■ **What is needed**: Show each line from the listing that includes the word "color".

[BEGIN Information shown]

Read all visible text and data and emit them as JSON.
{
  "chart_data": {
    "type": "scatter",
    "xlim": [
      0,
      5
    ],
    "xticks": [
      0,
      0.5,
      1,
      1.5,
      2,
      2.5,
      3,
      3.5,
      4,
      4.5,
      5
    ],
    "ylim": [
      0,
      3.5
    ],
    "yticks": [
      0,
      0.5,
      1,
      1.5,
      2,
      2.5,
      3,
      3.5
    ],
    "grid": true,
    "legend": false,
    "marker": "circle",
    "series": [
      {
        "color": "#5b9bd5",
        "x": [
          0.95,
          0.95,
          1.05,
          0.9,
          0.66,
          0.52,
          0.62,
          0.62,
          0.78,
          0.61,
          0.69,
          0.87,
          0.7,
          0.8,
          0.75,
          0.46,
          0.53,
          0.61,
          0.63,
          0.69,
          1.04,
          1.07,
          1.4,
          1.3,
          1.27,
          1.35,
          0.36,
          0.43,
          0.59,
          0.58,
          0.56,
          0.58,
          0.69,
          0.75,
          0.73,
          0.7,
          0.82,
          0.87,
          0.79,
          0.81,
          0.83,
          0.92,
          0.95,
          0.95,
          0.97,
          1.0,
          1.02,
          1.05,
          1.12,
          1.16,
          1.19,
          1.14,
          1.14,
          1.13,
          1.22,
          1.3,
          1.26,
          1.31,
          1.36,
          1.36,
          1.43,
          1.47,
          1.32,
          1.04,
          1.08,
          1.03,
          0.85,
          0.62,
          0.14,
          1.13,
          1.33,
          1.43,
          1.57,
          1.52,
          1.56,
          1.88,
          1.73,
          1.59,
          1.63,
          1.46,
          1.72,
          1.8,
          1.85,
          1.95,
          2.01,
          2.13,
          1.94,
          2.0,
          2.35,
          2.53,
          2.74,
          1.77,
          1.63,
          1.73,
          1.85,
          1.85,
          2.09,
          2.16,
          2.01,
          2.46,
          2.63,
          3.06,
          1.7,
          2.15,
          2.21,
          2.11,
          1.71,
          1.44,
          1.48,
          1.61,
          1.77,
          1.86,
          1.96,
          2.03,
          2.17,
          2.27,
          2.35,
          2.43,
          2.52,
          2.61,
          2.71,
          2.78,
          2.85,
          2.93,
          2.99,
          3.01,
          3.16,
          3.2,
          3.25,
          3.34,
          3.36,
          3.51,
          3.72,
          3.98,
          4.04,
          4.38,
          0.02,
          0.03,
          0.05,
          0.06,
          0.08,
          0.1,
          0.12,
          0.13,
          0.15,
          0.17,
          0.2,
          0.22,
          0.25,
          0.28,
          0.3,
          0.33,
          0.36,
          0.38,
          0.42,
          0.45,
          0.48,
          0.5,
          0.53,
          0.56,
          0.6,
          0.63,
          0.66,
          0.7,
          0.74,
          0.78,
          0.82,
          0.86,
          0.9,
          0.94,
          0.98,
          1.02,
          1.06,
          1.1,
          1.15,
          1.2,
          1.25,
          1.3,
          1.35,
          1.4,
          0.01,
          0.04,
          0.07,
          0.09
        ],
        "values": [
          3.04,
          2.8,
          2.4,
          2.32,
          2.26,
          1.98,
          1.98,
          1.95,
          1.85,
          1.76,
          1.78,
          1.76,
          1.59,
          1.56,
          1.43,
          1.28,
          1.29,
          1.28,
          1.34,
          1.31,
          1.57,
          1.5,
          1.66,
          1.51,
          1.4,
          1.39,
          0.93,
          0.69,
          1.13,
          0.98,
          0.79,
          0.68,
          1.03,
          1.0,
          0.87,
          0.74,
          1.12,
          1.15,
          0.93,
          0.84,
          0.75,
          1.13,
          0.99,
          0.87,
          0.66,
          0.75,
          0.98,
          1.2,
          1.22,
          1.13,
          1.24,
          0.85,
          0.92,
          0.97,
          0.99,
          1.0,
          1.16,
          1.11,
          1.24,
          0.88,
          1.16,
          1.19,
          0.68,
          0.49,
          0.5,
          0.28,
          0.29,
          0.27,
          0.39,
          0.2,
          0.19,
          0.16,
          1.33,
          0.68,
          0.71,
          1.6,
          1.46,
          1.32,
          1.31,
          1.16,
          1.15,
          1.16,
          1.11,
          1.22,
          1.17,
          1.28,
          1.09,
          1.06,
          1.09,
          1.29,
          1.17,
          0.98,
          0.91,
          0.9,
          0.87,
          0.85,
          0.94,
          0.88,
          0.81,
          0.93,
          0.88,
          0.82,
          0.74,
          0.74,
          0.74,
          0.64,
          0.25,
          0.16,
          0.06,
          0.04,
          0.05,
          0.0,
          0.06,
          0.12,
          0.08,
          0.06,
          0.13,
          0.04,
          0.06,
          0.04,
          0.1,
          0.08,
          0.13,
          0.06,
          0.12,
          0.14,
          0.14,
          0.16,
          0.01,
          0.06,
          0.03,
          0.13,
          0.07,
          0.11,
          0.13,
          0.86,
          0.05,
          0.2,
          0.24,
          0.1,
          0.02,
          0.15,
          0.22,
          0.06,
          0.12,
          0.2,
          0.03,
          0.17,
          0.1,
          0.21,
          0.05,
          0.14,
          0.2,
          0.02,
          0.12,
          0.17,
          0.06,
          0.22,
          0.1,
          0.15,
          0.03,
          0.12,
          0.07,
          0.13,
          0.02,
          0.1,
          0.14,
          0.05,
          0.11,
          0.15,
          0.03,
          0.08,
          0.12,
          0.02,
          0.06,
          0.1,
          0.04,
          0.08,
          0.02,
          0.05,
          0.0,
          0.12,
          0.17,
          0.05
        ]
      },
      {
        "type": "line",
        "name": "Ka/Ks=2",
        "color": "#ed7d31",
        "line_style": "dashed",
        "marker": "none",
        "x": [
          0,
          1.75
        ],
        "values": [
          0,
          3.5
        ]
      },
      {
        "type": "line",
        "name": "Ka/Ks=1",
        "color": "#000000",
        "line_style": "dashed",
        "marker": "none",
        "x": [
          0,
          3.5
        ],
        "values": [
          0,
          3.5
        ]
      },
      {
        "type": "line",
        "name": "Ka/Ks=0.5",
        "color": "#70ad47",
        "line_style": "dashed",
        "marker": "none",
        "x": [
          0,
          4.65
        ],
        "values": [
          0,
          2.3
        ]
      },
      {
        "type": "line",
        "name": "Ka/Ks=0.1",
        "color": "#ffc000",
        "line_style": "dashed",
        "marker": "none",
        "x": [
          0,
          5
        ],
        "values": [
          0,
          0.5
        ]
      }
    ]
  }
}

[END Information shown]

■ **Task result**:
        "color": "#5b9bd5",
        "color": "#ed7d31",
        "color": "#000000",
        "color": "#70ad47",
        "color": "#ffc000",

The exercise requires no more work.